[EXERCICES À RÉALISER]:
a: Quel métier exerçait le père de Blanche Neige, d'après le document ?
b: Recopiez fidèlement le passage du document allant de « Des musiciens Palestiniens » à « marcher toute seule. ».

[DOCUMENT]:
::::::
La maison s’est étonnée : pourquoi ? Le chat a répondu : « L’enfant s’ arrête de parler, moi, j’arrête de ronronner  » . Ensuite les fleurs, le chemin, le travail des champs, le soleil Etc…
Jusqu’à ce qu’une petite étoile de rien du tout glisse… un rêve jusqu’au cœur de l’enfant. Dans ce rêve, il y avait des histoires… Des histoires que lui racontait sa grand-mère, des histoires d’avant la guerre… Les images de ces histoires étaient si chaudes et si vivantes qu’elles ont réussi à faire revenir les mots à la bouche de l’enfant.. Dans ce pays pas très loin d’ici, en Algérie, la vie a repris comme avant et comme avant  les rêves font venir des mots à la bouche des gens.
Des musiciens Palestiniens ont raconté au cours d’un concert à Figeac que leur petite voisine avait cessé de parler…Alors un libraire présent leur a offert « Bouche Cousue »…
Quelquefois, c’est d’abord le conte qui me semble « doué de vie », comme une marionnette qui se mettrait à marcher toute seule.
Il était une fois une Reine. Elle avait dans son royaume de beaux enfants blonds, de beaux enfants aux yeux clairs. Il y avait aussi une jeune fille brune, avec des yeux noirs, des cheveux noirs comme du jais, la peau blanche comme de la neige. C’est pour ça qu’on l’appelait Blanche Neige. La Reine voyait bien que Blanche Neige était belle, bien plus belle qu’elle. Plus elle grandissait, plus elle embellissait. Alors petit à petit, la Reine lui a interdit de jouer dans le quartier. Et l’école ? Terminé ! Pour ce que ça va te servir… D’ailleurs, à l’école, maintenant, on l’appelait Youpine. Avant, elle était pareille aux autres : elle apprenait ses leçons, elle oubliait son crayon, elle se faisait gronder, elle jouait à la ronde. Mais depuis quelques jours, sur sa blouse il y avait une étoile de cousue, une étoile jaune. C’est beau une étoile ! En plus, son père était tailleur, c’était forcément bien cousu : pourquoi ses copines d’hier se moquaient d’elle aujourd’hui ?
« Blanche Neige, tes copains tu quitteras, de ton chat te débarrasseras
Blanche Neige, de pain blanc ne mangeras, de viande ni d’œufs n’acquérras
Blanche Neige, au cinéma tu n’iras, de confiture te priveras
Blanche Neige, ta TSF tu rendras, de journaux tu ne liras, le téléphone tu n’useras
Blanche Neige, point de valise n’achèteras…
C’est comme ça que Blanche Neige s’était retrouvée parquée dans le quartier. Mais toujours la méchante Reine la croisait. Toujours son miroir lui disait que Blanche Neige était la plus belle. Alors un jour, elle a envoyé un chasseur la chercher, un chasseur avec des brodequins cloutés et une mitraillette à la main. Dans un camp, il l’a emmenée. Mais toujours la méchante Reine la croisait. Elle a ouvert d’autres camps, en Polanska, en Austria, en Lituania. Mais toujours son miroir lui disait que Blanche Neige était la plus belle. Alors on a coupé ses cheveux, on l’a affublée de vêtements trop grands, on lui a fait enfiler des gros godillots qui l’empêchaient de marcher. « Alors, tu te crois toujours la plus belle ? ». La méchante Reine riait, riait. Blanche Neige maigrissait : elle se voyait dans ses compagnes. Parfois, l’une d’elles avait réussi à sauvegarder une photo du temps d’avant : il y a deux ans, au bord de la mer, avec son mari et leur petit garçon. Blanche Neige dans son maillot de bain avec de beaux seins et des cuisses bien plantées… « Tu es trop belle, Blanche Neige, ramasse ta photo, la méchante Reine ne veut pas. A la douche, Blanche Neige, avec les autres, à la douche ! »
::::::
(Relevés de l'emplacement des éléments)
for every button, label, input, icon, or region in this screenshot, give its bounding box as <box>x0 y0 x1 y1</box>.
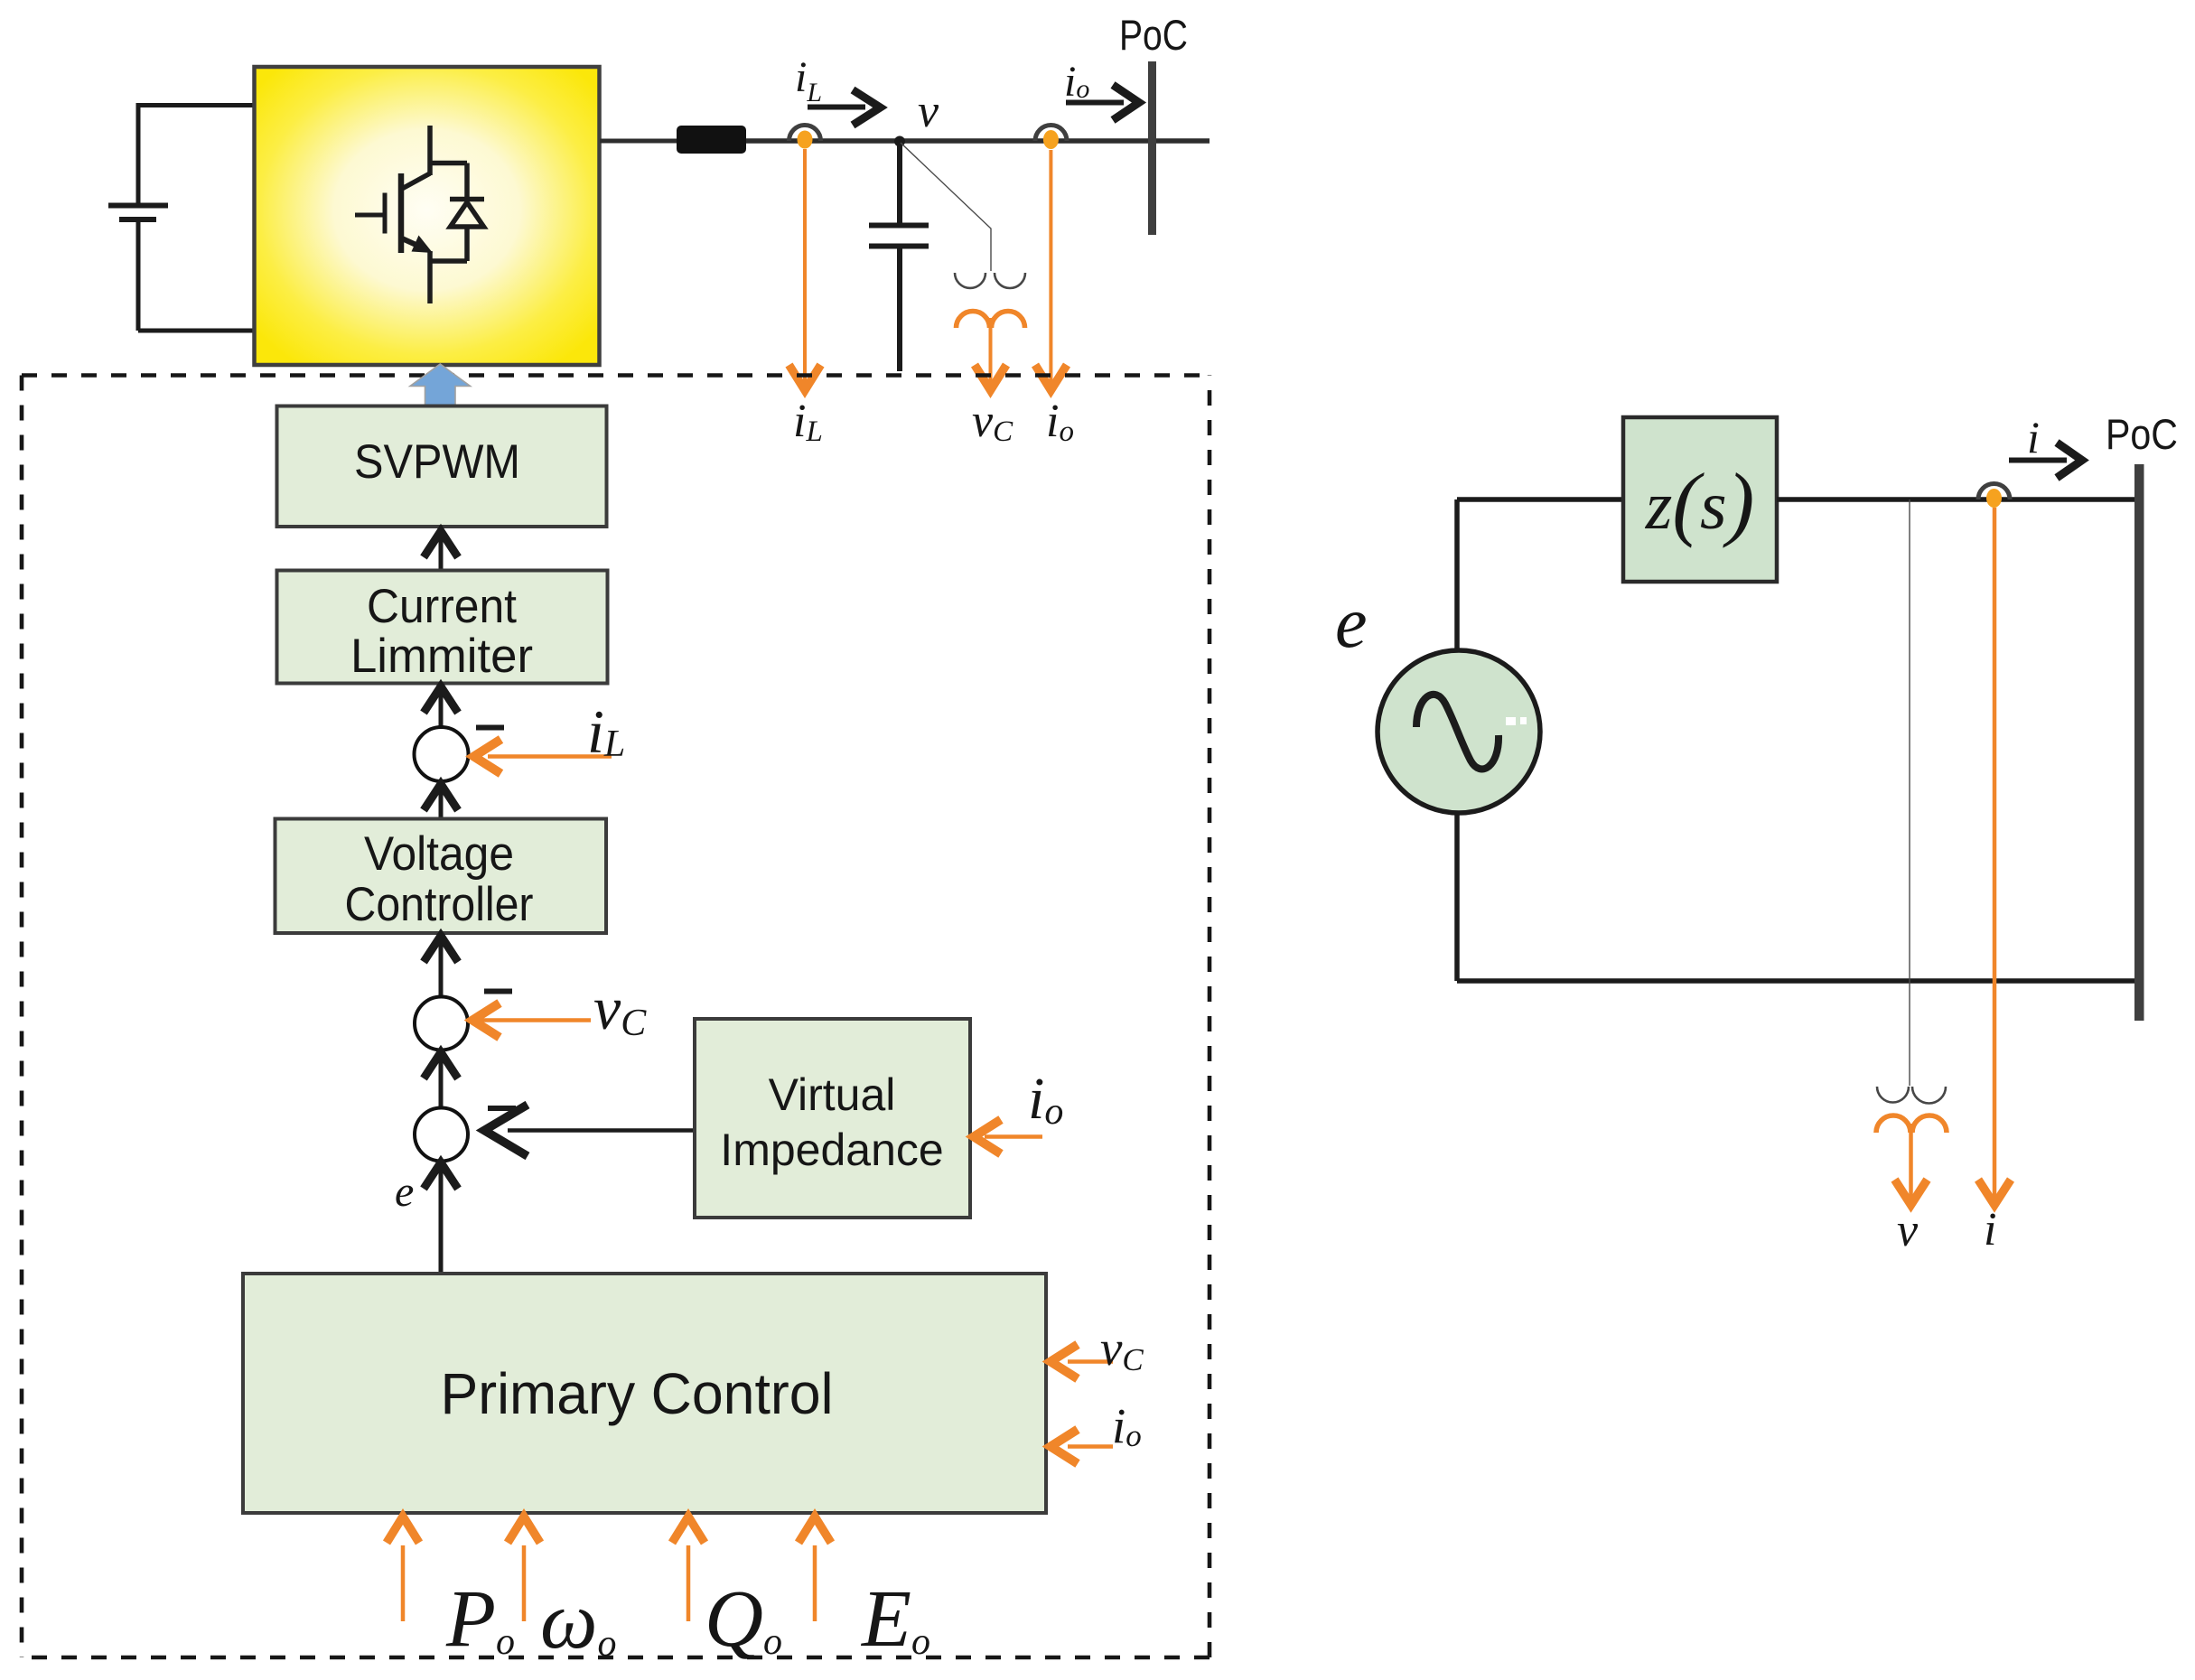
battery V1 <box>108 103 254 331</box>
svg-text:Current: Current <box>367 580 517 633</box>
reference input arrow Eo <box>799 1517 831 1621</box>
svg-text:Voltage: Voltage <box>364 827 514 881</box>
v measurement arrow (right) <box>1895 1124 1928 1205</box>
arrow sum1 to limiter <box>424 686 458 727</box>
block Current Limmiter <box>277 571 608 684</box>
bottom return wire <box>1457 978 2139 984</box>
svg-text:vC: vC <box>593 974 647 1044</box>
svg-text:Limmiter: Limmiter <box>350 630 533 683</box>
svg-text:vC: vC <box>972 396 1013 448</box>
PoC bus bar (left) <box>1148 61 1156 235</box>
voltage probe clips orange <box>957 312 1025 329</box>
transistor Q1 (IGBT) <box>355 126 467 303</box>
voltage probe lead <box>901 143 991 271</box>
svg-text:Primary Control: Primary Control <box>441 1361 834 1426</box>
svg-text:iL: iL <box>793 396 823 448</box>
reference input arrow wo <box>508 1517 540 1621</box>
source e (sine) <box>1378 650 1540 813</box>
vC feedback arrow <box>472 1003 591 1038</box>
svg-text:iL: iL <box>587 697 625 766</box>
svg-text:i: i <box>2027 412 2040 462</box>
block Primary Control <box>243 1274 1046 1513</box>
probe clips gray (right) <box>1877 1087 1946 1104</box>
svg-text:vC: vC <box>1100 1321 1144 1377</box>
svg-text:PoC: PoC <box>1119 11 1188 59</box>
vC input arrow PC <box>1051 1345 1113 1379</box>
reference input arrow Qo <box>672 1517 705 1621</box>
svg-text:e: e <box>1335 583 1368 663</box>
summing node S1 <box>415 727 469 781</box>
io input arrow to VI <box>974 1120 1042 1154</box>
arrow sum3 to sum2 <box>424 1051 458 1107</box>
svg-text:v: v <box>1897 1205 1919 1256</box>
diode D1 <box>430 163 484 262</box>
PWM gate arrow (blue) <box>410 364 471 406</box>
reference input arrow Po <box>387 1517 419 1621</box>
current sensor iL <box>789 126 821 149</box>
node v <box>894 136 905 147</box>
block z(s) <box>1623 417 1777 582</box>
left wire of source loop <box>1454 499 1460 981</box>
arrow sum2 to VC <box>424 936 458 996</box>
svg-text:Po: Po <box>445 1574 515 1664</box>
svg-text:iL: iL <box>795 53 822 107</box>
svg-text:z(s): z(s) <box>1645 456 1754 548</box>
minus sign S1 <box>476 725 504 731</box>
svg-text:Controller: Controller <box>345 878 534 931</box>
svg-text:PoC: PoC <box>2106 410 2178 458</box>
svg-text:i: i <box>1984 1204 1996 1255</box>
summing node S2 <box>415 997 468 1050</box>
io input arrow PC <box>1051 1430 1113 1464</box>
wire z(s) to PoC <box>1777 497 2134 502</box>
svg-text:Qo: Qo <box>705 1574 782 1664</box>
svg-text:Impedance: Impedance <box>720 1125 943 1175</box>
arrow VC to sum1 <box>424 783 458 818</box>
block SVPWM <box>277 406 607 527</box>
svg-text:Eo: Eo <box>860 1574 930 1664</box>
i measurement arrow (right) <box>1978 508 2011 1205</box>
svg-text:io: io <box>1112 1398 1142 1453</box>
block Virtual Impedance <box>695 1019 970 1218</box>
inductor L1 <box>677 126 746 154</box>
arrow PC to sum3 <box>424 1162 458 1274</box>
emitter arrowhead <box>412 236 434 254</box>
summing node S3 <box>415 1108 468 1162</box>
measurement arrow vC <box>975 318 1006 390</box>
controller dashed boundary <box>22 376 1210 1658</box>
svg-text:ωo: ωo <box>540 1576 617 1666</box>
wire converter to inductor <box>600 139 677 144</box>
voltage probe lead (right) <box>1909 499 1910 1086</box>
wire inductor to PoC <box>746 138 1210 144</box>
voltage probe clips gray <box>955 273 1025 288</box>
svg-text:v: v <box>918 86 939 137</box>
PoC bus bar (right) <box>2134 464 2144 1021</box>
current sensor io <box>1035 126 1067 150</box>
io flow arrow <box>1066 85 1139 120</box>
minus sign S2 <box>484 989 512 994</box>
measurement arrow io <box>1035 150 1067 390</box>
probe clips orange (right) <box>1876 1115 1947 1133</box>
svg-text:Virtual: Virtual <box>769 1069 896 1120</box>
minus sign S3 <box>488 1106 516 1111</box>
wire VI to sum3 <box>484 1105 695 1156</box>
arrow limiter to SVPWM <box>424 531 458 570</box>
block Voltage Controller <box>276 819 607 934</box>
converter block (yellow) <box>255 67 600 365</box>
i flow arrow (right) <box>2009 443 2082 478</box>
svg-text:io: io <box>1064 58 1089 106</box>
iL flow arrow <box>808 90 881 126</box>
measurement arrow iL <box>789 149 821 390</box>
svg-text:e: e <box>395 1168 414 1216</box>
iL feedback arrow <box>474 740 612 774</box>
svg-text:io: io <box>1028 1066 1063 1133</box>
svg-text:SVPWM: SVPWM <box>354 435 520 489</box>
current sensor i (right) <box>1978 484 2010 509</box>
wire source to z(s) <box>1457 497 1623 502</box>
capacitor C1 <box>869 141 929 371</box>
svg-text:io: io <box>1046 396 1074 448</box>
::::::
[LES RÉPONSES]:
a: Il était tailleur.

b:
Des musiciens Palestiniens ont raconté au cours d’un concert à Figeac que leur petite voisine avait cessé de parler…Alors un libraire présent leur a offert « Bouche Cousue »…
Quelquefois, c’est d’abord le conte qui me semble « doué de vie », comme une marionnette qui se mettrait à marcher toute seule.